**Information provided**
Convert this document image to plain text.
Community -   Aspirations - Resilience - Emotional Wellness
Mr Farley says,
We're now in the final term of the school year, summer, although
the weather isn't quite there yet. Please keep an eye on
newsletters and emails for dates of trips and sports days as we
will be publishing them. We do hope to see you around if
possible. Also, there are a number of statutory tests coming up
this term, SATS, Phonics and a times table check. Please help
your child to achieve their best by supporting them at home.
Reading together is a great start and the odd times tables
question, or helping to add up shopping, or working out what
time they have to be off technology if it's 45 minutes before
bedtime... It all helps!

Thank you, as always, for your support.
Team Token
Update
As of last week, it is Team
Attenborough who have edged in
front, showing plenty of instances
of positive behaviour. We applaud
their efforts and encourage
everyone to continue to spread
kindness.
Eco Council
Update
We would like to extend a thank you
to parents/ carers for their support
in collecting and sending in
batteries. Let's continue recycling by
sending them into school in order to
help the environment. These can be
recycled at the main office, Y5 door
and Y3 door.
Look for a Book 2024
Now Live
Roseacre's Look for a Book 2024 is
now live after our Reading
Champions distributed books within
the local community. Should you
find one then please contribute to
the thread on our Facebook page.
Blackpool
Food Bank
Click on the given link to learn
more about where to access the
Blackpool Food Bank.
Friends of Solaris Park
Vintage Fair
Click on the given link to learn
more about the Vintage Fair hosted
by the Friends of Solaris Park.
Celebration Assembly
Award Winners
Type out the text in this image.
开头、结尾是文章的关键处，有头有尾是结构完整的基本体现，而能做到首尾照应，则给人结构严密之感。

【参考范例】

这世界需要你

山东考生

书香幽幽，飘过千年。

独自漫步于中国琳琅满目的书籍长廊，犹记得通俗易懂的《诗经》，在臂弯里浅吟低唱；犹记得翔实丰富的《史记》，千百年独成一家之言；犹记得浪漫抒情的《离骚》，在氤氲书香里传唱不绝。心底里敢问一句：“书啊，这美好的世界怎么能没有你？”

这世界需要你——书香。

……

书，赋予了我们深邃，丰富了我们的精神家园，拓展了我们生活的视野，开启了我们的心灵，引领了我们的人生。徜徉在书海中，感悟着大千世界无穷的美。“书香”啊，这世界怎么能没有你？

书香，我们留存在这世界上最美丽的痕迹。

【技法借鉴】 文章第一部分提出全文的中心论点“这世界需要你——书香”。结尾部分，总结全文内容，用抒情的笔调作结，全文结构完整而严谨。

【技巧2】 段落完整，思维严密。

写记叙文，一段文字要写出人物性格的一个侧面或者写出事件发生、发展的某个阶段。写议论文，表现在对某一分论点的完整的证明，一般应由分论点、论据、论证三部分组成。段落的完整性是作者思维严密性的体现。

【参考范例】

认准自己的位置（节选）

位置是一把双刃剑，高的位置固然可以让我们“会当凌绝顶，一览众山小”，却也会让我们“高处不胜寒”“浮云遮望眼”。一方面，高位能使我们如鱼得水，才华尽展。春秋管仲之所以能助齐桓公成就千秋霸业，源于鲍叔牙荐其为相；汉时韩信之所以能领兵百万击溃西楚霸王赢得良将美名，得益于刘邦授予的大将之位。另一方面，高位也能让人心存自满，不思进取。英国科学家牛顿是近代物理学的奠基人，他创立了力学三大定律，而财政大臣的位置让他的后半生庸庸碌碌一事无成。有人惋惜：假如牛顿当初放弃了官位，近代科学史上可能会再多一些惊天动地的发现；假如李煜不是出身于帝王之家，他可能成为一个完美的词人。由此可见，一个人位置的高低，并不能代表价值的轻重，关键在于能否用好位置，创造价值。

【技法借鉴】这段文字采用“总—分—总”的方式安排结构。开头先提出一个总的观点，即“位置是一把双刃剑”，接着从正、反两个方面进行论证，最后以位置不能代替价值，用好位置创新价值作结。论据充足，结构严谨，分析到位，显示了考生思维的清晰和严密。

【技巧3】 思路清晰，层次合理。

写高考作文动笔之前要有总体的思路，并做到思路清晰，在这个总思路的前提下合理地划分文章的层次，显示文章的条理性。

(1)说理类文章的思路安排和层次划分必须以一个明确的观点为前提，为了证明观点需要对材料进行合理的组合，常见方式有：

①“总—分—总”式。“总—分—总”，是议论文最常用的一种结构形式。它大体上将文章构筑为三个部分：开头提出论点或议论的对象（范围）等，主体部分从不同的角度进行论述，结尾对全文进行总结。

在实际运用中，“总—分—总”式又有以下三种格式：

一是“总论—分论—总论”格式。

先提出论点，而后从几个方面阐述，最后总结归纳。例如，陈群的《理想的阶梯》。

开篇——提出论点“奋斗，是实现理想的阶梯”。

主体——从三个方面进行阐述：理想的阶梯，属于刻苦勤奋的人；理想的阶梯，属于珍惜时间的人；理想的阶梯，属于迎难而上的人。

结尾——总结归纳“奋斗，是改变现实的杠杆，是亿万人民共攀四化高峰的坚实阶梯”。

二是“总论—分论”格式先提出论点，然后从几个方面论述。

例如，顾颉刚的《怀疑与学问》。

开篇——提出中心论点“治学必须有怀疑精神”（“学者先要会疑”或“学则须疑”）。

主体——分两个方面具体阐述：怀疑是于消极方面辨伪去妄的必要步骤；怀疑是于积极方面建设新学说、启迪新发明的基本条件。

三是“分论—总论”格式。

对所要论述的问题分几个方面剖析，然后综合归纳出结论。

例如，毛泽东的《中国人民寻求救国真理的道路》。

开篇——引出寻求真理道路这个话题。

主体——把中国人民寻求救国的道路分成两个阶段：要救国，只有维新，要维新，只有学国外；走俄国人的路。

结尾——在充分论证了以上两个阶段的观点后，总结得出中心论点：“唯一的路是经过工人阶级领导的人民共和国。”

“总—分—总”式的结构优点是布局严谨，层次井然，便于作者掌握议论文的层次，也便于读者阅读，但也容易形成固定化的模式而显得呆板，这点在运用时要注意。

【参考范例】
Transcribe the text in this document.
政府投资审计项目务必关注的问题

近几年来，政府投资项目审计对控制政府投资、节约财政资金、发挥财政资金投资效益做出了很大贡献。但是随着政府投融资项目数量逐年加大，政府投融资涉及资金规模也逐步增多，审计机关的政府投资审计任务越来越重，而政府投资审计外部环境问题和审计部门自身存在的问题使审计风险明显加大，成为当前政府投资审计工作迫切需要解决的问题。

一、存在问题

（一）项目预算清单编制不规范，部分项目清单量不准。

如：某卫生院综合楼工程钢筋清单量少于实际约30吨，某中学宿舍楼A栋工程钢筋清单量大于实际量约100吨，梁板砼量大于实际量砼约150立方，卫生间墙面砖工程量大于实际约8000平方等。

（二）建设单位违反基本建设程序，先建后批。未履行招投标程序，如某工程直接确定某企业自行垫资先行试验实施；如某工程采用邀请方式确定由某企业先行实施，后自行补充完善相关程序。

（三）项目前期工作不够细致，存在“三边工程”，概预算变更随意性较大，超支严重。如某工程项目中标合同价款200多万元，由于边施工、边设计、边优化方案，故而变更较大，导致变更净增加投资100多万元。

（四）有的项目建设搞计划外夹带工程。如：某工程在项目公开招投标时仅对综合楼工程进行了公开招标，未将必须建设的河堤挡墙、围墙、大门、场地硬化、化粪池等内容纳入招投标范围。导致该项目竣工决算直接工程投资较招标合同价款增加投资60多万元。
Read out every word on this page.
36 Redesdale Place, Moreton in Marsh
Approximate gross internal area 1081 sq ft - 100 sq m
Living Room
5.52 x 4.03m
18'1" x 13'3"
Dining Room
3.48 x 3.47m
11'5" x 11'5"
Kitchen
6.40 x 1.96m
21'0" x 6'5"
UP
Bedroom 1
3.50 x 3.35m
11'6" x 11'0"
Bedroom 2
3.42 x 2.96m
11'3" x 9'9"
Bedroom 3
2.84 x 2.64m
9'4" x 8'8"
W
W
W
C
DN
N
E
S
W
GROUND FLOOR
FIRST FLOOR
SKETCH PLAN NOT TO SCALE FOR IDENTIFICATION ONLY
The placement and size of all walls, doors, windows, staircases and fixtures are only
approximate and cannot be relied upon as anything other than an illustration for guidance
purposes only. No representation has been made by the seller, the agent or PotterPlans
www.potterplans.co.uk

**Problem details**
Pick out the lines containing the string "about".

**Task result**
more about where to access the
more about the Vintage Fair hosted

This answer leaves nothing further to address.